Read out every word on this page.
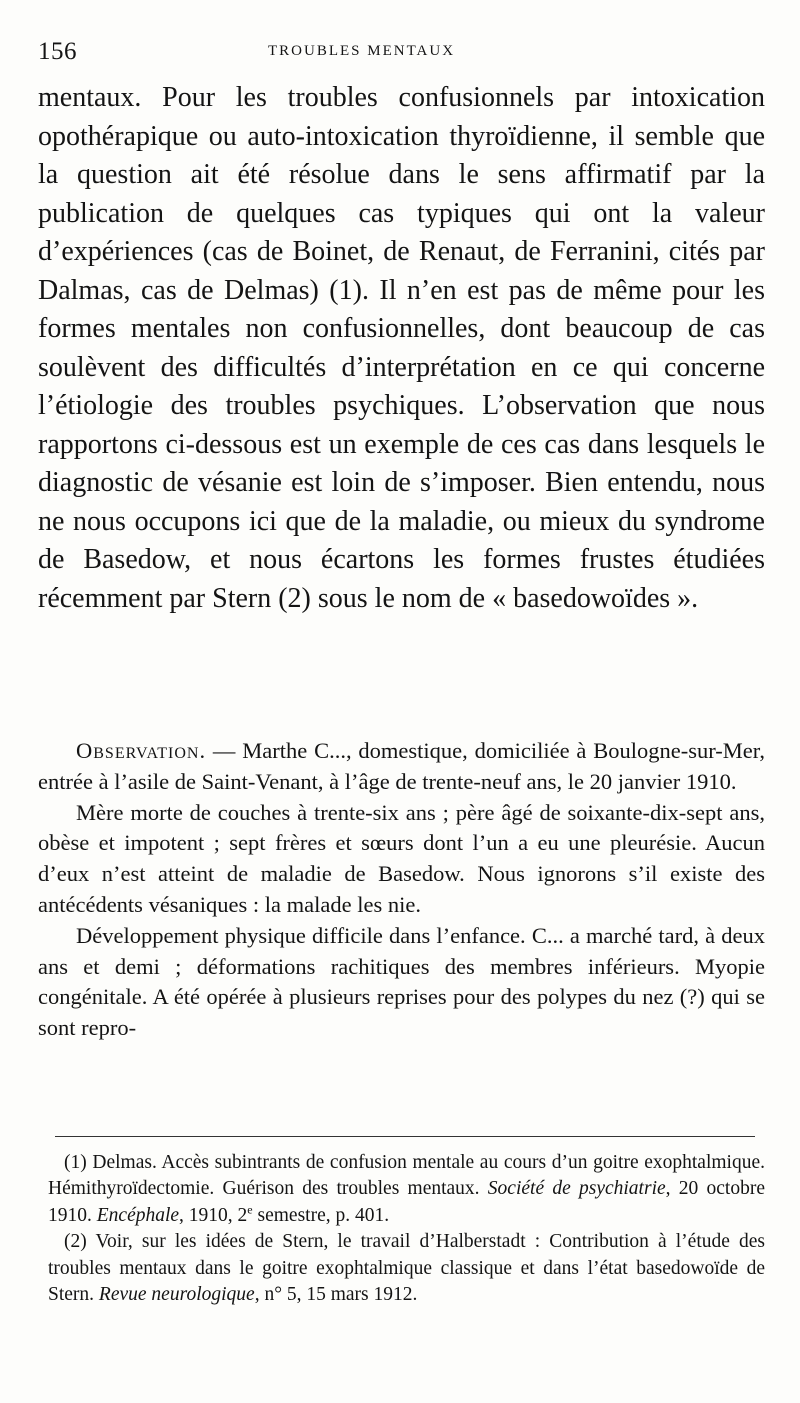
156	TROUBLES MENTAUX

mentaux. Pour les troubles confusionnels par intoxication opothérapique ou auto-intoxication thyroïdienne, il semble que la question ait été résolue dans le sens affirmatif par la publication de quelques cas typiques qui ont la valeur d’expériences (cas de Boinet, de Renaut, de Ferranini, cités par Dalmas, cas de Delmas) (1). Il n’en est pas de même pour les formes mentales non confusionnelles, dont beaucoup de cas soulèvent des difficultés d’interprétation en ce qui concerne l’étiologie des troubles psychiques. L’observation que nous rapportons ci-dessous est un exemple de ces cas dans lesquels le diagnostic de vésanie est loin de s’imposer. Bien entendu, nous ne nous occupons ici que de la maladie, ou mieux du syndrome de Basedow, et nous écartons les formes frustes étudiées récemment par Stern (2) sous le nom de « basedowoïdes ».

Observation. — Marthe C..., domestique, domiciliée à Boulogne-sur-Mer, entrée à l’asile de Saint-Venant, à l’âge de trente-neuf ans, le 20 janvier 1910.

Mère morte de couches à trente-six ans ; père âgé de soixante-dix-sept ans, obèse et impotent ; sept frères et sœurs dont l’un a eu une pleurésie. Aucun d’eux n’est atteint de maladie de Basedow. Nous ignorons s’il existe des antécédents vésaniques : la malade les nie.

Développement physique difficile dans l’enfance. C... a marché tard, à deux ans et demi ; déformations rachitiques des membres inférieurs. Myopie congénitale. A été opérée à plusieurs reprises pour des polypes du nez (?) qui se sont repro-

(1) Delmas. Accès subintrants de confusion mentale au cours d’un goitre exophtalmique. Hémithyroïdectomie. Guérison des troubles mentaux. Société de psychiatrie, 20 octobre 1910. Encéphale, 1910, 2e semestre, p. 401.

(2) Voir, sur les idées de Stern, le travail d’Halberstadt : Contribution à l’étude des troubles mentaux dans le goitre exophtalmique classique et dans l’état basedowoïde de Stern. Revue neurologique, n° 5, 15 mars 1912.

++++++++++

▶ **STATED TASK**
Count the lines in the entries above that include the string "exophtalmique", then give only that figure.

▶ **WRITTEN SOLUTION**
2